- [Work to complete] Look for "state" in the listing below. Gather each line that contains it.

[Extracted data entries]
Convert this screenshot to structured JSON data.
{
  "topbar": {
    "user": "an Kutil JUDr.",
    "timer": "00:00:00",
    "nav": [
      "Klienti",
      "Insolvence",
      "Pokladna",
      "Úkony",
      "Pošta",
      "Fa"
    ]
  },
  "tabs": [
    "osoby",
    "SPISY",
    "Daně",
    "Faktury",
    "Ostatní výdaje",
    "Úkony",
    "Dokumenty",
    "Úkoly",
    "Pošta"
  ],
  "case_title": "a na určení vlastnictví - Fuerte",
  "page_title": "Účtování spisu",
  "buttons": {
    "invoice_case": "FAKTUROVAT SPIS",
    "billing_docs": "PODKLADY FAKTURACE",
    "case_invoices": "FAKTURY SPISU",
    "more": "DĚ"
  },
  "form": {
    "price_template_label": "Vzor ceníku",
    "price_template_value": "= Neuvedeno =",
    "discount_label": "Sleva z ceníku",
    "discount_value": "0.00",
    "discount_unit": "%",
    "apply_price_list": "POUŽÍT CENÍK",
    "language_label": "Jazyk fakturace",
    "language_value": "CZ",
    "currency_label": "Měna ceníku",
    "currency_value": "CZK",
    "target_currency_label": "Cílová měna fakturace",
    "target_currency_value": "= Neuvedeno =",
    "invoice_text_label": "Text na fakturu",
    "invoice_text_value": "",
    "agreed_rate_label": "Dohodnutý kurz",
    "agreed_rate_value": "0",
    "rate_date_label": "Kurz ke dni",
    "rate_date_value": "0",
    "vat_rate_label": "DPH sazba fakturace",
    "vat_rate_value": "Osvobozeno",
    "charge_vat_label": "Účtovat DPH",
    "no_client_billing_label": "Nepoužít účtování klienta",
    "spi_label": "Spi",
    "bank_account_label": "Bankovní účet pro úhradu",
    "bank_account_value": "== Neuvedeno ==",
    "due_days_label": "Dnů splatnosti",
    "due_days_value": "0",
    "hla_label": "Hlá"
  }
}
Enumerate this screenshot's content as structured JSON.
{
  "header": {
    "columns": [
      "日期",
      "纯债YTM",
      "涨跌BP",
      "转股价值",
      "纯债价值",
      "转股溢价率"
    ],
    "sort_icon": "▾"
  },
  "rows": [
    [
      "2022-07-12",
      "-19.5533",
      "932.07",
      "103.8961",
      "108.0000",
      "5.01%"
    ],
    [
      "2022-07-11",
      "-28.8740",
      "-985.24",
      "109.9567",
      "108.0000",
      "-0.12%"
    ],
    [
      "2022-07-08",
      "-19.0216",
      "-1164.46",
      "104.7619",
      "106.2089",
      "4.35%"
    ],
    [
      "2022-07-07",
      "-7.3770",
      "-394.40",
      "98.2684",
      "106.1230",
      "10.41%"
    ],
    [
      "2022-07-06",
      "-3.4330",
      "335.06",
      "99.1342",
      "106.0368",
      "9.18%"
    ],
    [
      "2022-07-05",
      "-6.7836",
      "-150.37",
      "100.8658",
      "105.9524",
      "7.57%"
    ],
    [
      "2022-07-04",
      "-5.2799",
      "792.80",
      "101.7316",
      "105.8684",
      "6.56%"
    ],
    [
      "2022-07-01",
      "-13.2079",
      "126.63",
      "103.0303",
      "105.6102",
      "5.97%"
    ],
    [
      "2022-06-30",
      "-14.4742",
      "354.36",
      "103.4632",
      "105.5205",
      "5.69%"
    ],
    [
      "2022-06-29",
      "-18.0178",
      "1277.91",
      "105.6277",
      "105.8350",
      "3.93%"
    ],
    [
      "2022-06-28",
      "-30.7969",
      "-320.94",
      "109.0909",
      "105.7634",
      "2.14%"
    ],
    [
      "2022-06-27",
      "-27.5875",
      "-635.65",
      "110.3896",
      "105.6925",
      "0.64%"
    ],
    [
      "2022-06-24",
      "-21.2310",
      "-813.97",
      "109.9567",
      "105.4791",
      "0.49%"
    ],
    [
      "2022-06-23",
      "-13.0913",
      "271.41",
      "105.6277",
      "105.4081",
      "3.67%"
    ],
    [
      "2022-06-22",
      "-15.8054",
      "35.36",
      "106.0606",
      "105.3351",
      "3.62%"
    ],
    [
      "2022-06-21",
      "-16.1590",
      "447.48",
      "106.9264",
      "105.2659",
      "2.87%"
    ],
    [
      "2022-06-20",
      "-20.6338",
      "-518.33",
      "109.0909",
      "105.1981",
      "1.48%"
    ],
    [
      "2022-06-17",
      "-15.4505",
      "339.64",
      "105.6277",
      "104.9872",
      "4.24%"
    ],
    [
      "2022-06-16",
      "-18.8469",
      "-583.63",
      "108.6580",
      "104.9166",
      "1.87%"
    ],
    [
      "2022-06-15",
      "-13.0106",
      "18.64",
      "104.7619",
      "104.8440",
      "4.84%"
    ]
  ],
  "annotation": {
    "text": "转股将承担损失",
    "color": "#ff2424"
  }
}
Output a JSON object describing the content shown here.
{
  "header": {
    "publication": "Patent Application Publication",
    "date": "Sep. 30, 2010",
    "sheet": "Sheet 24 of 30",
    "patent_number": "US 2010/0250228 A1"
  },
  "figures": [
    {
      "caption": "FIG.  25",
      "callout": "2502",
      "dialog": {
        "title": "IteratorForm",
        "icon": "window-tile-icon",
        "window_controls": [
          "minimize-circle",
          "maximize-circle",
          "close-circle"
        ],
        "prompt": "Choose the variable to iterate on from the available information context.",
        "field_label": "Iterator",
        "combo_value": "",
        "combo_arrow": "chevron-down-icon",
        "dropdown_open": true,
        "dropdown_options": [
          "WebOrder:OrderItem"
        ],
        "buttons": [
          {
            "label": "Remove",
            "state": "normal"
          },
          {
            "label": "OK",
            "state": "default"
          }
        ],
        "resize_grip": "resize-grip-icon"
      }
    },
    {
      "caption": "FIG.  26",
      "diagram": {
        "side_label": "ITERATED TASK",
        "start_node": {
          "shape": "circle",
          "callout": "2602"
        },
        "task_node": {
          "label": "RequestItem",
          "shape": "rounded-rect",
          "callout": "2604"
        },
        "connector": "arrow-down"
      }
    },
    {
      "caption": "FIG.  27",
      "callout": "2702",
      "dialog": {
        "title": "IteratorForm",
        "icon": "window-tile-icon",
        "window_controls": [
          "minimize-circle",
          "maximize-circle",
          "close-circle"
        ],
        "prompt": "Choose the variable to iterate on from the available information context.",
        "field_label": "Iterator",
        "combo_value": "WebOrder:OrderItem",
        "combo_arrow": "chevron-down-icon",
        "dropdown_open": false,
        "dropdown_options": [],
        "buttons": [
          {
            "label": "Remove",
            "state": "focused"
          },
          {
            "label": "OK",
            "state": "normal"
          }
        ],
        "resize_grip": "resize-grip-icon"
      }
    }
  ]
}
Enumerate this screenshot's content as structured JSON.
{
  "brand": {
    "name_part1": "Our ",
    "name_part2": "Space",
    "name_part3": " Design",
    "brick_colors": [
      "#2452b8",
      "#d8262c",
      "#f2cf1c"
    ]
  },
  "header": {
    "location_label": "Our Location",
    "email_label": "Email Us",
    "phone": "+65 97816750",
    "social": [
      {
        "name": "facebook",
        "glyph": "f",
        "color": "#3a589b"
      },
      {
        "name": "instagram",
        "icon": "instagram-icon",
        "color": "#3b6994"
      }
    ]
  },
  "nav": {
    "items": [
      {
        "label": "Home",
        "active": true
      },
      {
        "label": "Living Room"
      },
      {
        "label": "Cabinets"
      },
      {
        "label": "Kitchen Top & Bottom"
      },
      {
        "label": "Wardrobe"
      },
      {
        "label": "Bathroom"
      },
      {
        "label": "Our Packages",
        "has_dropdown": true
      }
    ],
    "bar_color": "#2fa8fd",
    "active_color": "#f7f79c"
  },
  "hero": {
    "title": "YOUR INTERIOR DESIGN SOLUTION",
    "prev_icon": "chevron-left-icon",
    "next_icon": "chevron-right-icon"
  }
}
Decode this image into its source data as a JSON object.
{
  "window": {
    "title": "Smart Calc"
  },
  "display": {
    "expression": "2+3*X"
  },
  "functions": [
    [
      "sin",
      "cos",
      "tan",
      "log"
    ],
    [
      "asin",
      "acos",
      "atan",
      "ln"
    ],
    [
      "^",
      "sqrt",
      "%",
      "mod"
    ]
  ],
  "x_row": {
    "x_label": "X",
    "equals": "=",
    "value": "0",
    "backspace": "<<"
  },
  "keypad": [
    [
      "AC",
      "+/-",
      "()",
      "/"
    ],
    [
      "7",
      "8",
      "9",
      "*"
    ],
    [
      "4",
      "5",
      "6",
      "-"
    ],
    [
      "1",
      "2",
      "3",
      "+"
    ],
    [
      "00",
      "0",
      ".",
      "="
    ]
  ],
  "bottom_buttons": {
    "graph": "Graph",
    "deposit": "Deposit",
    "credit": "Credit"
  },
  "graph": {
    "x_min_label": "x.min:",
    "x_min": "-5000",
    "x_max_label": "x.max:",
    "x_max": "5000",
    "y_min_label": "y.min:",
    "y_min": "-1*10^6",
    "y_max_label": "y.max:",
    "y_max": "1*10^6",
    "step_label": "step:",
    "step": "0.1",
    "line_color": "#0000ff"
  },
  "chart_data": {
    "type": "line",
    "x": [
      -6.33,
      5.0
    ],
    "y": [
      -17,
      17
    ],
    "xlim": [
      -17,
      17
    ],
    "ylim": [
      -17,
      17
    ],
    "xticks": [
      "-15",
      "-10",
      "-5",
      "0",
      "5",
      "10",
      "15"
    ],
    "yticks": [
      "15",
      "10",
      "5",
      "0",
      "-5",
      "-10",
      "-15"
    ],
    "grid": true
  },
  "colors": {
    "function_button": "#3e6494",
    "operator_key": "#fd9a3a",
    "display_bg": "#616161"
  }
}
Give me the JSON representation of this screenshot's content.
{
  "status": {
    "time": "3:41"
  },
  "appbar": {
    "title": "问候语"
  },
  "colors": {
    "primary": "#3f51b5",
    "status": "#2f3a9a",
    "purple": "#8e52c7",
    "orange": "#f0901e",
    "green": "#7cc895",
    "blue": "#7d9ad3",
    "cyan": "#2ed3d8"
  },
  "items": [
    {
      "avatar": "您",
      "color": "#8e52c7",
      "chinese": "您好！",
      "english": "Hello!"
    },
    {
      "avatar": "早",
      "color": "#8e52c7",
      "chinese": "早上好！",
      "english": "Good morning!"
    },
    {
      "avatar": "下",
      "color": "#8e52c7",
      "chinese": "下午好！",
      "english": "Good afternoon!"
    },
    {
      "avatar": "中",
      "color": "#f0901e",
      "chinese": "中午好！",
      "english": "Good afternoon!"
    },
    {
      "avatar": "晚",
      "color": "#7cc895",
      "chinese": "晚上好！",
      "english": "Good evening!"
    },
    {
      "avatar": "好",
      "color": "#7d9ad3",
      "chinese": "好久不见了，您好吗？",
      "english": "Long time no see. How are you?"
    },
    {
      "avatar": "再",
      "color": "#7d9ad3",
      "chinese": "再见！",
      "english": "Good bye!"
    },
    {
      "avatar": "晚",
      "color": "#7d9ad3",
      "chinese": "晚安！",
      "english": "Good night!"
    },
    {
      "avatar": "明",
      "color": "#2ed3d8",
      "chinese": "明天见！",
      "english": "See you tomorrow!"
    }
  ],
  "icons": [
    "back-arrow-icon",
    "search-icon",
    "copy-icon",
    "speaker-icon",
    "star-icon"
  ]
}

- [Answer in full]
            "state": "normal"
            "state": "default"
            "state": "focused"
            "state": "normal"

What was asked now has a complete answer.